> WORK INSTRUCTIONS: Copy each line with the word "number" in it.

-- Start of GIVEN DATA --

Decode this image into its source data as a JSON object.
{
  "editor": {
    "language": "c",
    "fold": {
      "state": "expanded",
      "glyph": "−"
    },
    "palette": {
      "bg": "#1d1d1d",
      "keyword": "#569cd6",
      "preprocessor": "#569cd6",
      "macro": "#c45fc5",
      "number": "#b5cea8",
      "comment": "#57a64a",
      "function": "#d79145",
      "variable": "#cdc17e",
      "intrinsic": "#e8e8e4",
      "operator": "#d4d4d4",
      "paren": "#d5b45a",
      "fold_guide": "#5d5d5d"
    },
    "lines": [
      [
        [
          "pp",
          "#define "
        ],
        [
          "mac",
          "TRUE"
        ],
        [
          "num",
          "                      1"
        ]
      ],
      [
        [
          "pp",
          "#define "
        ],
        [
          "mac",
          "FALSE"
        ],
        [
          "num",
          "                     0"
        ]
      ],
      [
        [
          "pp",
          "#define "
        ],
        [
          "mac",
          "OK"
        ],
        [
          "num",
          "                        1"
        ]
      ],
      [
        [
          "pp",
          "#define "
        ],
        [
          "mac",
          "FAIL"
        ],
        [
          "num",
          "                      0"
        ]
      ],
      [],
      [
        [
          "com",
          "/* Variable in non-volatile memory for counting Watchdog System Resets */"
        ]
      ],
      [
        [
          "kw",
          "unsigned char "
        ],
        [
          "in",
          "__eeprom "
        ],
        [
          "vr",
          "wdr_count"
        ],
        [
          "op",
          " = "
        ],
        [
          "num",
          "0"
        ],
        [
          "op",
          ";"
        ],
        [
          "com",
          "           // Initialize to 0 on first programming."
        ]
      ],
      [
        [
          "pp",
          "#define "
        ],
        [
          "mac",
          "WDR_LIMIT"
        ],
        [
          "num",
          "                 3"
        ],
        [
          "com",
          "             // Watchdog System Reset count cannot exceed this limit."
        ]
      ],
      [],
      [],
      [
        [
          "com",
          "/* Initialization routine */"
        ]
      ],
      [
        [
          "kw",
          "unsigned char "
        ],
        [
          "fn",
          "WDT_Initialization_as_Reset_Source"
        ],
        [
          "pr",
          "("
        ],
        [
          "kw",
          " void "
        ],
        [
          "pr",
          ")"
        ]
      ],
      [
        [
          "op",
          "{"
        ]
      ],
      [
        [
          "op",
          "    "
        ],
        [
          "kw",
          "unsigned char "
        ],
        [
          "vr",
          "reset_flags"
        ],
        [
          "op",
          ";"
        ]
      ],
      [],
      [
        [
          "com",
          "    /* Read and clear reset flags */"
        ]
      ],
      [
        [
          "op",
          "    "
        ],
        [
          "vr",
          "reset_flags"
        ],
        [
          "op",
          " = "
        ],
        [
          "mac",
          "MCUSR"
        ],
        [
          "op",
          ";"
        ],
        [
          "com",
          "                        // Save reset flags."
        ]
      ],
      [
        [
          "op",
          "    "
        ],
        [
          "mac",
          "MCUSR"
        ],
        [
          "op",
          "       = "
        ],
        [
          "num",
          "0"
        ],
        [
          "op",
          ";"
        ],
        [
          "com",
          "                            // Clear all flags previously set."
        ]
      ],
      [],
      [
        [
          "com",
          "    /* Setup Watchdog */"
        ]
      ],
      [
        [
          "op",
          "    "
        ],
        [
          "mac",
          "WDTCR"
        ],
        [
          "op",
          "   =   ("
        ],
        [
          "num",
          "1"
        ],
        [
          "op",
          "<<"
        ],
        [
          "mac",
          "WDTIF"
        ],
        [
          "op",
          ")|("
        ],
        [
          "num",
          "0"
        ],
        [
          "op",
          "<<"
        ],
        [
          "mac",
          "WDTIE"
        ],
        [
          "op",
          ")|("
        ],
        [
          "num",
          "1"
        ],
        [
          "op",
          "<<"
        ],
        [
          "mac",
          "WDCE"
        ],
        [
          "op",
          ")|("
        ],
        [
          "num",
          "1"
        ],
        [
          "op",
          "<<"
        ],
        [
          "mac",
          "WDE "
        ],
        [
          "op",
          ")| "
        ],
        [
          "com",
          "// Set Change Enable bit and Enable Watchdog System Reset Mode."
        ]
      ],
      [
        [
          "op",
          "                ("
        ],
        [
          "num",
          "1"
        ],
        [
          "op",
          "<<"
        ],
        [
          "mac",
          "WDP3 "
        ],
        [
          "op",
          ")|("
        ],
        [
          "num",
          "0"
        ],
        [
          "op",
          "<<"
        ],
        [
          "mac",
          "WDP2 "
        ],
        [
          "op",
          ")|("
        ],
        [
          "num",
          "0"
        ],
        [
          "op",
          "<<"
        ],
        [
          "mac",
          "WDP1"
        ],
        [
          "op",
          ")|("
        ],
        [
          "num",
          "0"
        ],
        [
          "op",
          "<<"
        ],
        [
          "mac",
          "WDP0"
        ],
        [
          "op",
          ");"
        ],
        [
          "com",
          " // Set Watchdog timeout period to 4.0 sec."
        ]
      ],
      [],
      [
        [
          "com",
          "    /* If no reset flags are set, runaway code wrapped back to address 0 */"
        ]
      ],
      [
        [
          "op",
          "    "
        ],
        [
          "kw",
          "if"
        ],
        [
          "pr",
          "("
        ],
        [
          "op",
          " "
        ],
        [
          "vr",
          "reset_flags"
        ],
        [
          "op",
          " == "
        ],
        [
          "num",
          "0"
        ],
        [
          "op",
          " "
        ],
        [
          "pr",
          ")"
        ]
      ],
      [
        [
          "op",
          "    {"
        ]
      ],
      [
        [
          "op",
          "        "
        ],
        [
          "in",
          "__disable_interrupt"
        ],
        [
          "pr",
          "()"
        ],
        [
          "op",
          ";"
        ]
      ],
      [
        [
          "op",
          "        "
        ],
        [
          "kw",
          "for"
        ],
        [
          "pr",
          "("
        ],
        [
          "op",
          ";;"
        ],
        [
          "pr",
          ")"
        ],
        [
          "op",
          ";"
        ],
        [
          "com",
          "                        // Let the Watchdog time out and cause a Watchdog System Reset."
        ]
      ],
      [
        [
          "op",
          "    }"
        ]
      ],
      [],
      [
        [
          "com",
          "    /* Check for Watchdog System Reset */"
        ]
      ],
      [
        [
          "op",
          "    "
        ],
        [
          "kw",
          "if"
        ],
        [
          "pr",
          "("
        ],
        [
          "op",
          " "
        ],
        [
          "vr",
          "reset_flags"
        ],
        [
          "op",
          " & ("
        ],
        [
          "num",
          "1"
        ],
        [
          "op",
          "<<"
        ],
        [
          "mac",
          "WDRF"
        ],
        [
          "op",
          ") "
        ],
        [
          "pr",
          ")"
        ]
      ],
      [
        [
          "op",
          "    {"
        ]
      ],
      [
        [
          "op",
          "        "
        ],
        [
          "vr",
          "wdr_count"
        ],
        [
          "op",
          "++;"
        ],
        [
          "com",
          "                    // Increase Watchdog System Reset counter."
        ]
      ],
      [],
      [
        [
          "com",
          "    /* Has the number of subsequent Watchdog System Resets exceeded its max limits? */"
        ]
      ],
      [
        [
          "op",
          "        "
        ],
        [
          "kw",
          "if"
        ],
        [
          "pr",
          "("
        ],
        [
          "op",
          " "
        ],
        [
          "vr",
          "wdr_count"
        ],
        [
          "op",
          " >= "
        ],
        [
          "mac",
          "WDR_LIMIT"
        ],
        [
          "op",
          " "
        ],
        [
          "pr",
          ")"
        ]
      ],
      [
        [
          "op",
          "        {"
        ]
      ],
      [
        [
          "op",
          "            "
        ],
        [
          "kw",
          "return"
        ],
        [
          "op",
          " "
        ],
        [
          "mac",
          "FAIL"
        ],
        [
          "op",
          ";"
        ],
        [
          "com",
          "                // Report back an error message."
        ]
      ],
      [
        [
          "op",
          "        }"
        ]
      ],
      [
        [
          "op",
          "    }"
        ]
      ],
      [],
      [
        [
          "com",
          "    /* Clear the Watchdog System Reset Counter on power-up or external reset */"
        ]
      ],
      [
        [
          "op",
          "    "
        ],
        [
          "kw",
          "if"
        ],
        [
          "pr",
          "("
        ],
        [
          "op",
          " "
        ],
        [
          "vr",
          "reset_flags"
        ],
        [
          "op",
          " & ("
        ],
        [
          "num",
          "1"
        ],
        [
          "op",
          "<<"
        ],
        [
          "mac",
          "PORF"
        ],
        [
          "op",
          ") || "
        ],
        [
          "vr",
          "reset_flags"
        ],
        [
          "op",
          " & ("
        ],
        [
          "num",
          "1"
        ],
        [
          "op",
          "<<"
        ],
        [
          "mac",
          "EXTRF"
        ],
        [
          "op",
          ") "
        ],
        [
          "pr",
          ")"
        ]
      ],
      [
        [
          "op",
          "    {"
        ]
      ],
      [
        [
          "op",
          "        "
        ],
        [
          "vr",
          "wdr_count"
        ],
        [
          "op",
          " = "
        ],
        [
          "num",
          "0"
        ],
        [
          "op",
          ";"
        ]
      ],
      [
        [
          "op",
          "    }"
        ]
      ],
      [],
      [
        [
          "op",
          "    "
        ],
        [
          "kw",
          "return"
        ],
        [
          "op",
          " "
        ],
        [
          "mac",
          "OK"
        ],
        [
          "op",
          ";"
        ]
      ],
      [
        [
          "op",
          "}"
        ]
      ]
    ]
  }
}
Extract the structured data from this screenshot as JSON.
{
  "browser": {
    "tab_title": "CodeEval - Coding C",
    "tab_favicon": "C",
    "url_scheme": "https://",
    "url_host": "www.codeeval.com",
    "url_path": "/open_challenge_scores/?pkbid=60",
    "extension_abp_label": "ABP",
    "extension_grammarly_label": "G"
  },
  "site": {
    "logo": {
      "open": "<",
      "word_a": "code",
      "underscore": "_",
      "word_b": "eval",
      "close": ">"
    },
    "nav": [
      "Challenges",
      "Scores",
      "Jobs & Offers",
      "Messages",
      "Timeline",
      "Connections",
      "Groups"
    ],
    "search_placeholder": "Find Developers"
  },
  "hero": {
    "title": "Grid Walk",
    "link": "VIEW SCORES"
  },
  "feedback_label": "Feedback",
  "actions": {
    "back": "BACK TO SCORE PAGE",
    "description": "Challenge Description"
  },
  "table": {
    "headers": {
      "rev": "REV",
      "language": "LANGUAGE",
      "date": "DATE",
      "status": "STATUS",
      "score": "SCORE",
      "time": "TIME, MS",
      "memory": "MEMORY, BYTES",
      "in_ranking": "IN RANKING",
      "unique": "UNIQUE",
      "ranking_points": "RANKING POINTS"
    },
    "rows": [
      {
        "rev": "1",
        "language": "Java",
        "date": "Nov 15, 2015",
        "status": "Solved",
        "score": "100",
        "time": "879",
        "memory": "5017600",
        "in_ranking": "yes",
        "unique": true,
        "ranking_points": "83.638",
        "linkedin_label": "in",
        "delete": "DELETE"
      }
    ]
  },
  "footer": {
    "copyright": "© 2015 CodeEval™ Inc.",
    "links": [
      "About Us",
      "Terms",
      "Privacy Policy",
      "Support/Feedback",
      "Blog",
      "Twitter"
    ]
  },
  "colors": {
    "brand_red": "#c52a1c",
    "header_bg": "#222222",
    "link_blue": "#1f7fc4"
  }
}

-- End of GIVEN DATA --

> FINAL RESULT:
      "number": "#b5cea8",
          "    /* Has the number of subsequent Watchdog System Resets exceeded its max limits? */"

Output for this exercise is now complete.